=== Task brief ===
Isolate every line in the records below with "true" in it.

□ □ □ □ □

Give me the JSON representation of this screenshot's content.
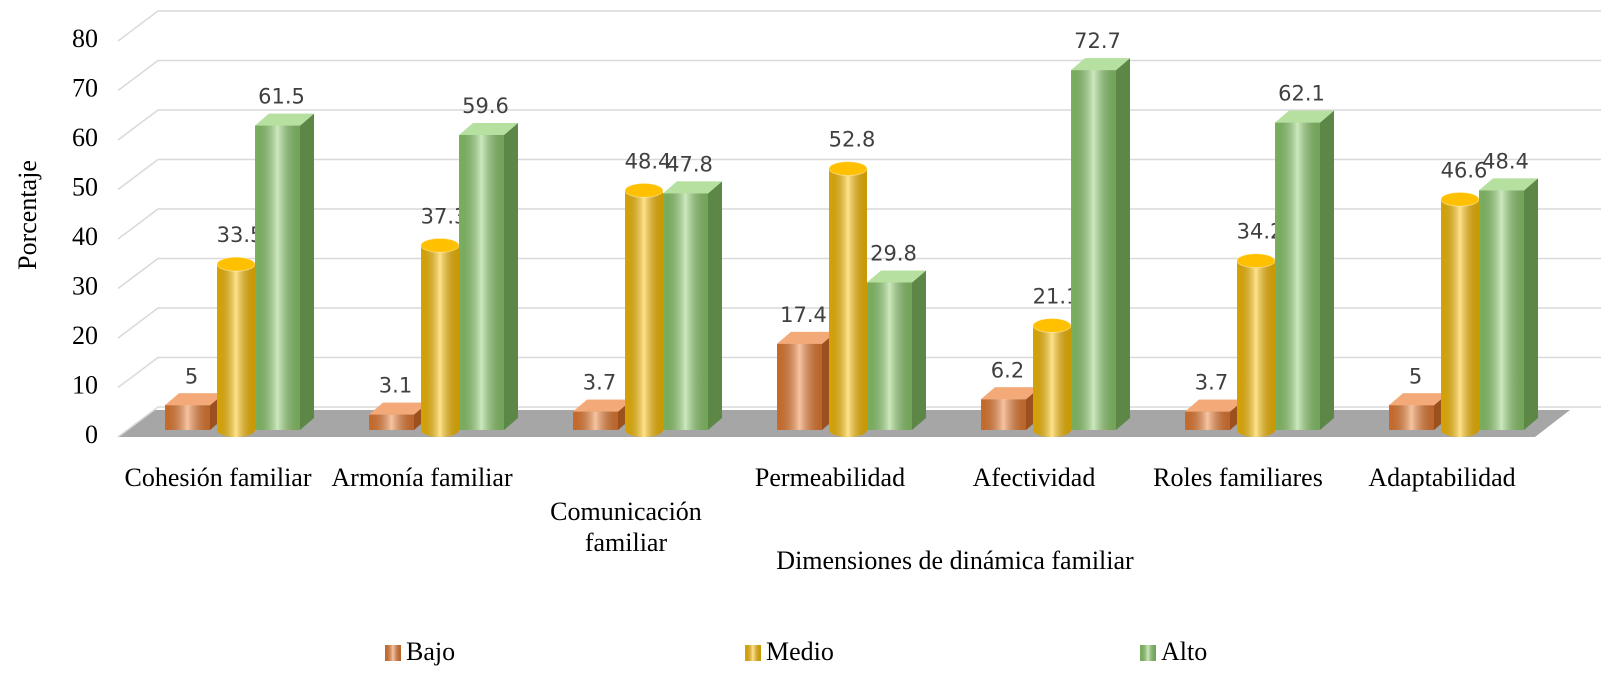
{
  "chart_data": {
    "type": "bar3d",
    "categories": [
      "Cohesión familiar",
      "Armonía familiar",
      "Comunicación familiar",
      "Permeabilidad",
      "Afectividad",
      "Roles familiares",
      "Adaptabilidad"
    ],
    "series": [
      {
        "name": "Bajo",
        "color": "#ed7d31",
        "values": [
          5,
          3.1,
          3.7,
          17.4,
          6.2,
          3.7,
          5
        ]
      },
      {
        "name": "Medio",
        "color": "#ffc000",
        "values": [
          33.5,
          37.3,
          48.4,
          52.8,
          21.1,
          34.2,
          46.6
        ]
      },
      {
        "name": "Alto",
        "color": "#8fcf6e",
        "values": [
          61.5,
          59.6,
          47.8,
          29.8,
          72.7,
          62.1,
          48.4
        ]
      }
    ],
    "x_label": "Dimensiones de dinámica familiar",
    "y_label": "Porcentaje",
    "ylim": [
      0,
      80
    ],
    "yticks": [
      0,
      10,
      20,
      30,
      40,
      50,
      60,
      70,
      80
    ],
    "grid": true
  }
}
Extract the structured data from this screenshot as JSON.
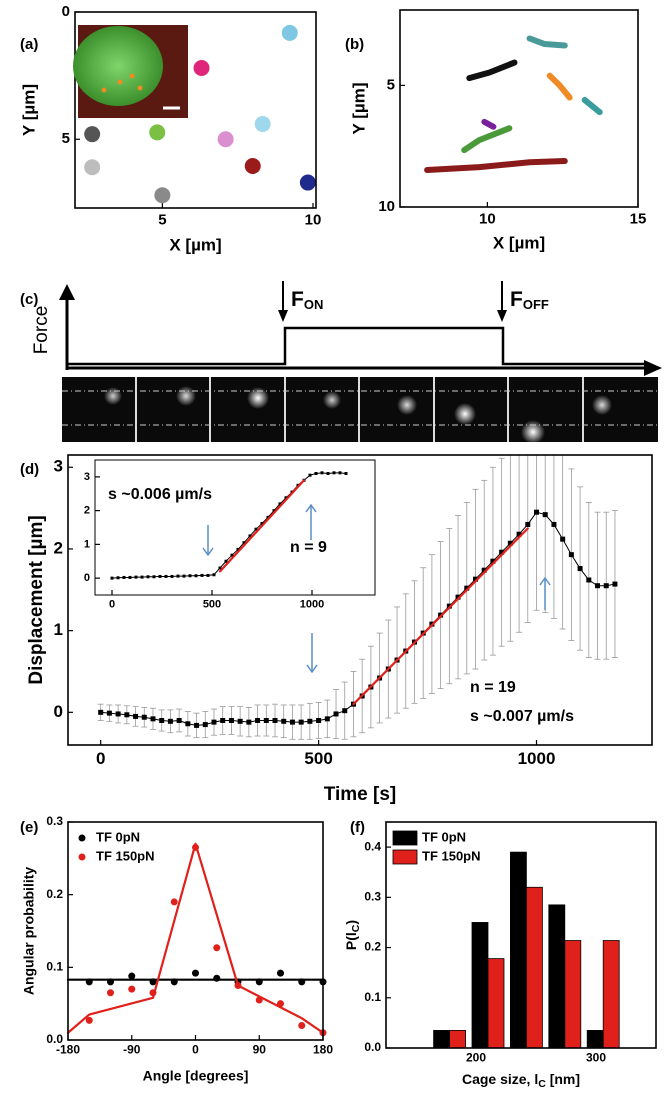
{
  "chart_data": [
    {
      "panel": "(a)",
      "type": "scatter",
      "xlabel": "X [µm]",
      "ylabel": "Y [µm]",
      "xlim": [
        2.1,
        10.1
      ],
      "ylim": [
        0,
        7.7
      ],
      "y_inverted": true,
      "xticks": [
        5,
        10
      ],
      "yticks": [
        0,
        5
      ],
      "series": [
        {
          "x": [
            9.23,
            6.3,
            2.67,
            4.83,
            7.1,
            8.33,
            2.67,
            8.0,
            9.83,
            5.0
          ],
          "values": [
            0.82,
            2.2,
            4.8,
            4.73,
            5.0,
            4.4,
            6.1,
            6.05,
            6.7,
            7.2
          ],
          "colors": [
            "#7ec8e3",
            "#e0267a",
            "#555555",
            "#7ac043",
            "#d98fd0",
            "#9fd8ec",
            "#bdbdbd",
            "#9b1b1b",
            "#1f2a8c",
            "#8a8a8a"
          ]
        }
      ]
    },
    {
      "panel": "(b)",
      "type": "line",
      "xlabel": "X [µm]",
      "ylabel": "Y [µm]",
      "xlim": [
        7.1,
        15
      ],
      "ylim": [
        1.9,
        10
      ],
      "y_inverted": true,
      "xticks": [
        10,
        15
      ],
      "yticks": [
        5,
        10
      ],
      "series": [
        {
          "color": "#4a9a9a",
          "x": [
            11.4,
            11.9,
            12.57
          ],
          "values": [
            3.07,
            3.3,
            3.36
          ]
        },
        {
          "color": "#111111",
          "x": [
            9.4,
            10.07,
            10.9
          ],
          "values": [
            4.7,
            4.47,
            4.06
          ]
        },
        {
          "color": "#f08a24",
          "x": [
            12.07,
            12.4,
            12.73
          ],
          "values": [
            4.6,
            5.0,
            5.5
          ]
        },
        {
          "color": "#3a9c9c",
          "x": [
            13.23,
            13.73
          ],
          "values": [
            5.6,
            6.1
          ]
        },
        {
          "color": "#7a1f9a",
          "x": [
            9.9,
            10.2
          ],
          "values": [
            6.5,
            6.7
          ]
        },
        {
          "color": "#4a9a3a",
          "x": [
            9.23,
            9.73,
            10.73
          ],
          "values": [
            7.66,
            7.25,
            6.76
          ]
        },
        {
          "color": "#8b1a1a",
          "x": [
            8.0,
            9.73,
            11.4,
            12.57
          ],
          "values": [
            8.48,
            8.36,
            8.16,
            8.11
          ]
        }
      ]
    },
    {
      "panel": "(d)",
      "type": "line",
      "xlabel": "Time [s]",
      "ylabel": "Displacement [µm]",
      "xlim": [
        -75,
        1265
      ],
      "ylim": [
        -0.4,
        3.15
      ],
      "xticks": [
        0,
        500,
        1000
      ],
      "yticks": [
        0,
        1,
        2,
        3
      ],
      "annotations": [
        "n = 19",
        "s ~0.007 µm/s"
      ],
      "series": [
        {
          "color": "#000000",
          "marker": "square",
          "x": [
            0,
            20,
            40,
            60,
            80,
            100,
            120,
            140,
            160,
            180,
            200,
            220,
            240,
            260,
            280,
            300,
            320,
            340,
            360,
            380,
            400,
            420,
            440,
            460,
            480,
            500,
            520,
            540,
            560,
            580,
            600,
            620,
            640,
            660,
            680,
            700,
            720,
            740,
            760,
            780,
            800,
            820,
            840,
            860,
            880,
            900,
            920,
            940,
            960,
            980,
            1000,
            1020,
            1040,
            1060,
            1080,
            1100,
            1120,
            1140,
            1160,
            1180
          ],
          "values": [
            0,
            -0.01,
            -0.02,
            -0.03,
            -0.05,
            -0.06,
            -0.08,
            -0.1,
            -0.11,
            -0.1,
            -0.14,
            -0.16,
            -0.15,
            -0.12,
            -0.1,
            -0.1,
            -0.11,
            -0.12,
            -0.1,
            -0.1,
            -0.1,
            -0.11,
            -0.12,
            -0.12,
            -0.11,
            -0.1,
            -0.08,
            -0.02,
            0.02,
            0.1,
            0.2,
            0.31,
            0.42,
            0.53,
            0.64,
            0.75,
            0.86,
            0.97,
            1.08,
            1.19,
            1.3,
            1.41,
            1.52,
            1.63,
            1.74,
            1.85,
            1.96,
            2.07,
            2.18,
            2.3,
            2.45,
            2.42,
            2.3,
            2.12,
            1.93,
            1.76,
            1.62,
            1.55,
            1.55,
            1.57
          ],
          "errors": [
            0.1,
            0.1,
            0.11,
            0.11,
            0.12,
            0.12,
            0.13,
            0.13,
            0.14,
            0.14,
            0.15,
            0.15,
            0.16,
            0.16,
            0.17,
            0.17,
            0.18,
            0.18,
            0.19,
            0.19,
            0.2,
            0.2,
            0.21,
            0.21,
            0.22,
            0.22,
            0.23,
            0.3,
            0.35,
            0.4,
            0.45,
            0.5,
            0.55,
            0.6,
            0.65,
            0.7,
            0.75,
            0.8,
            0.85,
            0.9,
            0.95,
            1.0,
            1.05,
            1.1,
            1.1,
            1.15,
            1.15,
            1.2,
            1.2,
            1.2,
            1.2,
            1.2,
            1.15,
            1.1,
            1.05,
            1.0,
            0.95,
            0.9,
            0.9,
            0.9
          ]
        },
        {
          "color": "#e0201b",
          "x": [
            580,
            980
          ],
          "values": [
            0.1,
            2.25
          ]
        }
      ]
    },
    {
      "type": "line",
      "xlim": [
        -85,
        1315
      ],
      "ylim": [
        -0.5,
        3.5
      ],
      "xticks": [
        0,
        500,
        1000
      ],
      "yticks": [
        0,
        1,
        2,
        3
      ],
      "annotations": [
        "s ~0.006 µm/s",
        "n = 9"
      ],
      "series": [
        {
          "color": "#000000",
          "marker": "square",
          "x": [
            0,
            30,
            60,
            90,
            120,
            150,
            180,
            210,
            240,
            270,
            300,
            330,
            360,
            390,
            420,
            450,
            480,
            510,
            540,
            570,
            600,
            630,
            660,
            690,
            720,
            750,
            780,
            810,
            840,
            870,
            900,
            930,
            960,
            990,
            1020,
            1050,
            1080,
            1110,
            1140,
            1170
          ],
          "values": [
            0,
            0.01,
            0.02,
            0.02,
            0.03,
            0.03,
            0.04,
            0.04,
            0.05,
            0.05,
            0.05,
            0.06,
            0.06,
            0.07,
            0.07,
            0.08,
            0.08,
            0.1,
            0.3,
            0.5,
            0.68,
            0.85,
            1.05,
            1.25,
            1.45,
            1.62,
            1.8,
            2.0,
            2.2,
            2.38,
            2.55,
            2.75,
            2.9,
            3.05,
            3.1,
            3.12,
            3.1,
            3.12,
            3.12,
            3.1
          ]
        },
        {
          "color": "#e0201b",
          "x": [
            540,
            960
          ],
          "values": [
            0.2,
            2.9
          ]
        }
      ]
    },
    {
      "panel": "(e)",
      "type": "scatter",
      "xlabel": "Angle [degrees]",
      "ylabel": "Angular probability",
      "xlim": [
        -180,
        180
      ],
      "ylim": [
        0,
        0.3
      ],
      "xticks": [
        -180,
        -90,
        0,
        90,
        180
      ],
      "yticks": [
        {
          "value": 0,
          "label": "0.0"
        },
        0.1,
        0.2,
        0.3
      ],
      "legend": "upper left",
      "series": [
        {
          "name": "TF 0pN",
          "color": "#000000",
          "x": [
            -150,
            -120,
            -90,
            -60,
            -30,
            0,
            30,
            60,
            90,
            120,
            150,
            180
          ],
          "values": [
            0.08,
            0.08,
            0.088,
            0.08,
            0.08,
            0.092,
            0.085,
            0.08,
            0.08,
            0.092,
            0.08,
            0.08
          ]
        },
        {
          "name": "TF 150pN",
          "color": "#e0201b",
          "x": [
            -150,
            -120,
            -90,
            -60,
            -30,
            0,
            30,
            60,
            90,
            120,
            150,
            180
          ],
          "values": [
            0.027,
            0.065,
            0.07,
            0.065,
            0.19,
            0.265,
            0.127,
            0.075,
            0.055,
            0.05,
            0.02,
            0.01
          ]
        },
        {
          "type": "line",
          "color": "#000000",
          "x": [
            -180,
            180
          ],
          "values": [
            0.083,
            0.083
          ]
        },
        {
          "type": "line",
          "color": "#e0201b",
          "x": [
            -180,
            -150,
            -60,
            0,
            60,
            150,
            180
          ],
          "values": [
            0.01,
            0.035,
            0.058,
            0.27,
            0.075,
            0.03,
            0.01
          ]
        }
      ]
    },
    {
      "panel": "(f)",
      "type": "bar",
      "xlabel": [
        "Cage size, l",
        "C",
        " [nm]"
      ],
      "ylabel": [
        "P(l",
        "C",
        ")"
      ],
      "xlim": [
        125,
        350
      ],
      "ylim": [
        0,
        0.45
      ],
      "xticks": [
        200,
        300
      ],
      "yticks": [
        {
          "value": 0,
          "label": "0.0"
        },
        0.1,
        0.2,
        0.3,
        0.4
      ],
      "legend": "upper left",
      "x": [
        178,
        210,
        242,
        274,
        306
      ],
      "series": [
        {
          "name": "TF 0pN",
          "color": "#000000",
          "values": [
            0.035,
            0.25,
            0.39,
            0.285,
            0.035
          ]
        },
        {
          "name": "TF 150pN",
          "color": "#e0201b",
          "values": [
            0.035,
            0.178,
            0.32,
            0.214,
            0.214
          ]
        }
      ]
    }
  ],
  "diagram_c": {
    "panel": "(c)",
    "axis_label": "Force",
    "f_on": {
      "main": "F",
      "sub": "ON"
    },
    "f_off": {
      "main": "F",
      "sub": "OFF"
    }
  }
}
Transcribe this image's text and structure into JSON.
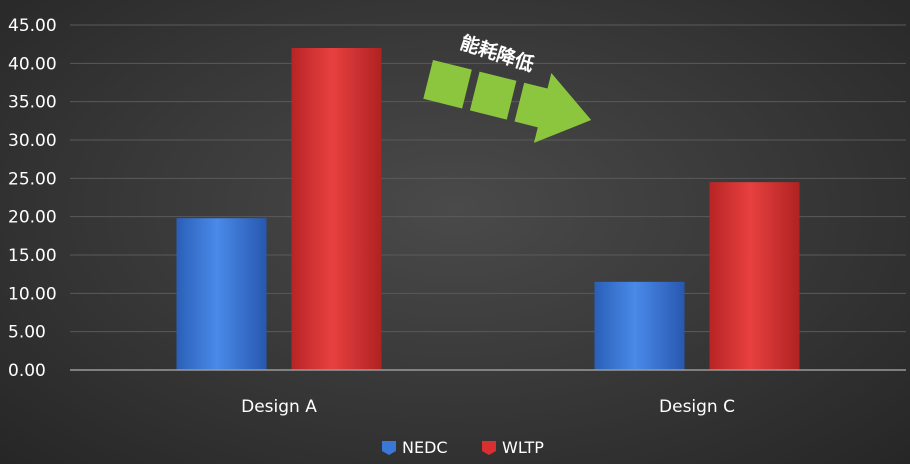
{
  "chart_data": {
    "type": "bar",
    "categories": [
      "Design A",
      "Design C"
    ],
    "series": [
      {
        "name": "NEDC",
        "values": [
          19.8,
          11.5
        ],
        "color": "#3a78d8"
      },
      {
        "name": "WLTP",
        "values": [
          42.0,
          24.5
        ],
        "color": "#d83030"
      }
    ],
    "ylim": [
      0,
      45
    ],
    "yticks": [
      "0.00",
      "5.00",
      "10.00",
      "15.00",
      "20.00",
      "25.00",
      "30.00",
      "35.00",
      "40.00",
      "45.00"
    ],
    "ytick_values": [
      0,
      5,
      10,
      15,
      20,
      25,
      30,
      35,
      40,
      45
    ],
    "title": "",
    "xlabel": "",
    "ylabel": "",
    "grid": true,
    "legend_position": "bottom",
    "annotation": {
      "text": "能耗降低",
      "icon": "green-arrow-icon",
      "color": "#8cc63f"
    }
  }
}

□ □ □ □ □

=== Reply to the task ===
    "grid": true
      "y_inverted": true,
      "y_inverted": true,
    "grid": true,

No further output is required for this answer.